Collected data:
— START —
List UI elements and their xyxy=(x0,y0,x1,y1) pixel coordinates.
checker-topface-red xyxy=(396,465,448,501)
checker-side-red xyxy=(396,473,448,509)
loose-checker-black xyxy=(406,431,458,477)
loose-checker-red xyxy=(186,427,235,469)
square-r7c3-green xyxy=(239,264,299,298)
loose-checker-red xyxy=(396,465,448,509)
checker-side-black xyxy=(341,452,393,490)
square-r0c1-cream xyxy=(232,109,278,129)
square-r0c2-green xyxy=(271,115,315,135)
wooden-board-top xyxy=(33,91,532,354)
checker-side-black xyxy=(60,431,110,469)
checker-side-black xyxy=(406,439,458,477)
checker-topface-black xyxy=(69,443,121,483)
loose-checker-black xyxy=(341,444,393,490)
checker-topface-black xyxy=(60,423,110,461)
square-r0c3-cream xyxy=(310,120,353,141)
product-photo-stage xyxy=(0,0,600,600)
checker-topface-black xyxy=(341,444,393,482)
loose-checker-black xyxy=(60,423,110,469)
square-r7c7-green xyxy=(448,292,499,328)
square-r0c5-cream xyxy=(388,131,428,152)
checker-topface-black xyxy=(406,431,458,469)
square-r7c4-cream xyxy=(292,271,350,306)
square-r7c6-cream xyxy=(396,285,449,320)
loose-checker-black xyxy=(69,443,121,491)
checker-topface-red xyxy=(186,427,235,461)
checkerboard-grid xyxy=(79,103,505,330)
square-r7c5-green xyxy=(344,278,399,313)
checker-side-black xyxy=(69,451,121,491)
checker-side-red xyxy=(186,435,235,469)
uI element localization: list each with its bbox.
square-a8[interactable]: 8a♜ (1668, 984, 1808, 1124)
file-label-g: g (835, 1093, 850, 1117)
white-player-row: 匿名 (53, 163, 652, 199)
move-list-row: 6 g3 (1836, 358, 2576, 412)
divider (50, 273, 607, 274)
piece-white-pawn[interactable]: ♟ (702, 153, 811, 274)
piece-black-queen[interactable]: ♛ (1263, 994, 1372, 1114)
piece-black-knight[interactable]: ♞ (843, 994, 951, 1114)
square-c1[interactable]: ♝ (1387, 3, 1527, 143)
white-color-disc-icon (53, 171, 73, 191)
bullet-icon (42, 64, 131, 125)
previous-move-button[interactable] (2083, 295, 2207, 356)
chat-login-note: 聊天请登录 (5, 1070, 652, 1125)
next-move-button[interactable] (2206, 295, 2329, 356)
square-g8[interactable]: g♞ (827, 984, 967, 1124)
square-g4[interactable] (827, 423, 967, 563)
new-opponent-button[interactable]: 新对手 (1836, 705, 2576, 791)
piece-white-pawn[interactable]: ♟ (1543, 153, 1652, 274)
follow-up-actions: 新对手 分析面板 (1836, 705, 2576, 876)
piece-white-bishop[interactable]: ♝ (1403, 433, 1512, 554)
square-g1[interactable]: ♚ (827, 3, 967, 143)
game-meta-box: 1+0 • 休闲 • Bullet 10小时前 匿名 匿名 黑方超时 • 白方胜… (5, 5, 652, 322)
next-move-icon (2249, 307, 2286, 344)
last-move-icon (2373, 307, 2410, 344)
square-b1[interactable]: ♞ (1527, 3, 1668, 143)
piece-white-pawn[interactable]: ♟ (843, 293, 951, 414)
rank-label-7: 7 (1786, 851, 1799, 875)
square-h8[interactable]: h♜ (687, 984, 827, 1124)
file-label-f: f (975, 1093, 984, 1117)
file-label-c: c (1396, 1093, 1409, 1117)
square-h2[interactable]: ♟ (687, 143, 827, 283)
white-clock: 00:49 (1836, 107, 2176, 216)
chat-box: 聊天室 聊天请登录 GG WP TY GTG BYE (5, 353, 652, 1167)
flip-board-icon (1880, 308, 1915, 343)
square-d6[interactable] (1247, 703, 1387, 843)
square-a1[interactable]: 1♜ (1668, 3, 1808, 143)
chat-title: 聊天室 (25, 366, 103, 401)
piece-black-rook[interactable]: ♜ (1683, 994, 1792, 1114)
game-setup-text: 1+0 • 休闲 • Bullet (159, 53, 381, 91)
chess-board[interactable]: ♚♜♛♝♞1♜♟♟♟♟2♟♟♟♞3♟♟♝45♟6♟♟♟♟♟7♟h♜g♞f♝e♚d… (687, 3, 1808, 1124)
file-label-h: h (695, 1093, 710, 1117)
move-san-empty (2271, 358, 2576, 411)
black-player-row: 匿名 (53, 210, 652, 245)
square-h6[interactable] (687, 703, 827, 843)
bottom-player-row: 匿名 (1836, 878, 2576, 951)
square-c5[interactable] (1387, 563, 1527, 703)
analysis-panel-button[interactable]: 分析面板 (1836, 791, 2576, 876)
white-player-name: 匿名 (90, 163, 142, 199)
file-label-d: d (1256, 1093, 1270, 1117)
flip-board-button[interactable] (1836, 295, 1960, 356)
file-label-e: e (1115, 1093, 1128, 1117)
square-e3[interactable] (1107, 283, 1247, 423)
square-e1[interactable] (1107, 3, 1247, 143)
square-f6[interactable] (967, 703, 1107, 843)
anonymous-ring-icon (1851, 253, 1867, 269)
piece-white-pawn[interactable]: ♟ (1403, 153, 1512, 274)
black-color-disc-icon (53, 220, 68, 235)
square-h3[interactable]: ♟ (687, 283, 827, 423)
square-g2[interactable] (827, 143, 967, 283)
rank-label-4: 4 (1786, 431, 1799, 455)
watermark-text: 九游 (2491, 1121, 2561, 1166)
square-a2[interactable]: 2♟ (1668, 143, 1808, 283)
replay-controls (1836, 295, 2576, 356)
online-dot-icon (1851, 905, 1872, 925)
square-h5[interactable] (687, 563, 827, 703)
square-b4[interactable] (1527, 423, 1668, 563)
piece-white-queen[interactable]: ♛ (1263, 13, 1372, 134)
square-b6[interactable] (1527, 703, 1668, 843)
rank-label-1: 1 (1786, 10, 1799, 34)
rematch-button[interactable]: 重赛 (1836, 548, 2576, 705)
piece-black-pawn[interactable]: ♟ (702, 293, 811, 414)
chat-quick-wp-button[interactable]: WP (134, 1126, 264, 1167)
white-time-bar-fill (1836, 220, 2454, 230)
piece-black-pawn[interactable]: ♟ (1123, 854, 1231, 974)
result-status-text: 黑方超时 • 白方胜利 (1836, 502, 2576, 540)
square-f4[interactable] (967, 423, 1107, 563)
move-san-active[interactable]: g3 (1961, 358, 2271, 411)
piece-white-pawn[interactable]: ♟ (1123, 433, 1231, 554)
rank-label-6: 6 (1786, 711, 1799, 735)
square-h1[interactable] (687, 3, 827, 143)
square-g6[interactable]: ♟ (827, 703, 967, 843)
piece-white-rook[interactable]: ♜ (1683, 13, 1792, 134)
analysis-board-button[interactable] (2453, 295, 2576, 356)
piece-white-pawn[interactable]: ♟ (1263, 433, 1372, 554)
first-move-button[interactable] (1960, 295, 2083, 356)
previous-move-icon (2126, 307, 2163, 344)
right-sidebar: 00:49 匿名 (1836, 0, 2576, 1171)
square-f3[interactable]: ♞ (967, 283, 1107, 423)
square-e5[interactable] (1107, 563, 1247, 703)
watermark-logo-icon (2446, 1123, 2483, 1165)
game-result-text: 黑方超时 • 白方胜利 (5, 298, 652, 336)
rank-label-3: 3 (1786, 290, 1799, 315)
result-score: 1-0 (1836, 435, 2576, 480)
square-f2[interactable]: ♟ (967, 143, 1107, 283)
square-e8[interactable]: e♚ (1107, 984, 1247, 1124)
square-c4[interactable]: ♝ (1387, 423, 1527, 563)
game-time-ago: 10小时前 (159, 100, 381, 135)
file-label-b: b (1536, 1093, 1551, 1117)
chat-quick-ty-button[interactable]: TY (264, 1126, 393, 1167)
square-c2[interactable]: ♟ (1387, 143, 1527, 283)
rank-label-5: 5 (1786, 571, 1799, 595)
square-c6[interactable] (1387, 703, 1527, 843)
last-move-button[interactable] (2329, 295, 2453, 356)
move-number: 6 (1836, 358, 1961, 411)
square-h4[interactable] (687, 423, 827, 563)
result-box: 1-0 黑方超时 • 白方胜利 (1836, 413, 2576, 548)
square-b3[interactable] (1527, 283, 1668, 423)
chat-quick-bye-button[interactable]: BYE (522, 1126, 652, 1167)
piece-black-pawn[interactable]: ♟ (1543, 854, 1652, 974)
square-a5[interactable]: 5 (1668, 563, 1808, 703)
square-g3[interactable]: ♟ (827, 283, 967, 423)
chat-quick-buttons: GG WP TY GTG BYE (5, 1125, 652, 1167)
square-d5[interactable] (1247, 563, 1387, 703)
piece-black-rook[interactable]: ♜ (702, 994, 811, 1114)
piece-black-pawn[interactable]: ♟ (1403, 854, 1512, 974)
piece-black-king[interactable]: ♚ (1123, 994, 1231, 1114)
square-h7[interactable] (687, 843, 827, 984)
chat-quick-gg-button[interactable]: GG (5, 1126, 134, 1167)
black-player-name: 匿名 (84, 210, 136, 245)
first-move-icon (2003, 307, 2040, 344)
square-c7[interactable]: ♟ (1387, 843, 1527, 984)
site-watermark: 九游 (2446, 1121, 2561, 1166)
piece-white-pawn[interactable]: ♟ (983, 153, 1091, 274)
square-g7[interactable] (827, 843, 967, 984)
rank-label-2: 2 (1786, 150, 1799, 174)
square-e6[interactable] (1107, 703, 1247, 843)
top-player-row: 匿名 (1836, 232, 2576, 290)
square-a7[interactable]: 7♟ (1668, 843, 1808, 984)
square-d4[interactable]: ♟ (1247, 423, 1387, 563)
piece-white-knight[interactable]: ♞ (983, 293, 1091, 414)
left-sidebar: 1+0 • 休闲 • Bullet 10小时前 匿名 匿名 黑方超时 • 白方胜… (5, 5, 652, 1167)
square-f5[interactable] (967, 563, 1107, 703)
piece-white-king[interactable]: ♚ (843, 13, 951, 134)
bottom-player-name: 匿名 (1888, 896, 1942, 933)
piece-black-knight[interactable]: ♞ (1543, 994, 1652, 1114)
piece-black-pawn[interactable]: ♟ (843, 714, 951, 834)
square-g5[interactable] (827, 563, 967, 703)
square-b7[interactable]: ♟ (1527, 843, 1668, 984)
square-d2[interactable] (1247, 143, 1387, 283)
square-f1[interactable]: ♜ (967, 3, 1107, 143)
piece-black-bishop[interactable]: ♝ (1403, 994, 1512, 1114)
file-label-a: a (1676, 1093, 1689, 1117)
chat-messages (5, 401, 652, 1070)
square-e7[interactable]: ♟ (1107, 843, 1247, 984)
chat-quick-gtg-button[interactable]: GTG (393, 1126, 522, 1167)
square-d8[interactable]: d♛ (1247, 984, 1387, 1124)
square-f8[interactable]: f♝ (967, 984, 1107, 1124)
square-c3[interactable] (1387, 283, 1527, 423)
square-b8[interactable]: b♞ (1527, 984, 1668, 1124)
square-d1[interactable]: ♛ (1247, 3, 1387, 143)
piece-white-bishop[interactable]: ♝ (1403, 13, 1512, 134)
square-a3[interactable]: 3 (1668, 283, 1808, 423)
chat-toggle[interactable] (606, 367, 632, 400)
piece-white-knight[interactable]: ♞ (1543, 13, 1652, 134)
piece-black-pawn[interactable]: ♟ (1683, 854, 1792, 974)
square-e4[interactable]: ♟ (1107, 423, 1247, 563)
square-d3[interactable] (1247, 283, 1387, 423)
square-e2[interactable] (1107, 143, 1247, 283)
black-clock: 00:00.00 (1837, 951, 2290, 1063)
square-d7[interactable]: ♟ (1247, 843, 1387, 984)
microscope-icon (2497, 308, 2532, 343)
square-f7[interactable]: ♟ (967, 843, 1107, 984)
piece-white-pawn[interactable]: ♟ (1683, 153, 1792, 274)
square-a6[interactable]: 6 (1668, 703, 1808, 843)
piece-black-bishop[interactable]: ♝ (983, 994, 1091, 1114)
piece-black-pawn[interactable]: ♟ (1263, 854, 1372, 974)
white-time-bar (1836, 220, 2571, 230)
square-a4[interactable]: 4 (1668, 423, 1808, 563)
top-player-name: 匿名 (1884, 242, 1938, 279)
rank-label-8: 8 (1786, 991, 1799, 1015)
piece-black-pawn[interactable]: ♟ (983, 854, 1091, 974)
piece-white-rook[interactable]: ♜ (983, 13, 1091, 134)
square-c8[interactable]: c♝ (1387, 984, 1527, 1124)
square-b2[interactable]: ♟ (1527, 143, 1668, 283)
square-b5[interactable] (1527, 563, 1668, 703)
— END —
Task prompt
Copy the data above word for word, from its first line through the line containing "square-g4[interactable] (827, 423, 967, 563)", including both of those lines.

In response
List UI elements and their xyxy=(x0,y0,x1,y1) pixel coordinates.
checker-topface-red xyxy=(396,465,448,501)
checker-side-red xyxy=(396,473,448,509)
loose-checker-black xyxy=(406,431,458,477)
loose-checker-red xyxy=(186,427,235,469)
square-r7c3-green xyxy=(239,264,299,298)
loose-checker-red xyxy=(396,465,448,509)
checker-side-black xyxy=(341,452,393,490)
square-r0c1-cream xyxy=(232,109,278,129)
square-r0c2-green xyxy=(271,115,315,135)
wooden-board-top xyxy=(33,91,532,354)
checker-side-black xyxy=(60,431,110,469)
checker-side-black xyxy=(406,439,458,477)
checker-topface-black xyxy=(69,443,121,483)
loose-checker-black xyxy=(341,444,393,490)
checker-topface-black xyxy=(60,423,110,461)
square-r0c3-cream xyxy=(310,120,353,141)
product-photo-stage xyxy=(0,0,600,600)
checker-topface-black xyxy=(341,444,393,482)
loose-checker-black xyxy=(60,423,110,469)
square-r7c7-green xyxy=(448,292,499,328)
square-r0c5-cream xyxy=(388,131,428,152)
checker-topface-black xyxy=(406,431,458,469)
square-r7c4-cream xyxy=(292,271,350,306)
square-r7c6-cream xyxy=(396,285,449,320)
loose-checker-black xyxy=(69,443,121,491)
checker-topface-red xyxy=(186,427,235,461)
checkerboard-grid xyxy=(79,103,505,330)
square-r7c5-green xyxy=(344,278,399,313)
checker-side-black xyxy=(69,451,121,491)
checker-side-red xyxy=(186,435,235,469)
uI element localization: list each with its bbox.
square-a8[interactable]: 8a♜ (1668, 984, 1808, 1124)
file-label-g: g (835, 1093, 850, 1117)
white-player-row: 匿名 (53, 163, 652, 199)
move-list-row: 6 g3 (1836, 358, 2576, 412)
divider (50, 273, 607, 274)
piece-white-pawn[interactable]: ♟ (702, 153, 811, 274)
piece-black-queen[interactable]: ♛ (1263, 994, 1372, 1114)
piece-black-knight[interactable]: ♞ (843, 994, 951, 1114)
square-c1[interactable]: ♝ (1387, 3, 1527, 143)
white-color-disc-icon (53, 171, 73, 191)
bullet-icon (42, 64, 131, 125)
previous-move-button[interactable] (2083, 295, 2207, 356)
chat-login-note: 聊天请登录 (5, 1070, 652, 1125)
next-move-button[interactable] (2206, 295, 2329, 356)
square-g8[interactable]: g♞ (827, 984, 967, 1124)
square-g4[interactable] (827, 423, 967, 563)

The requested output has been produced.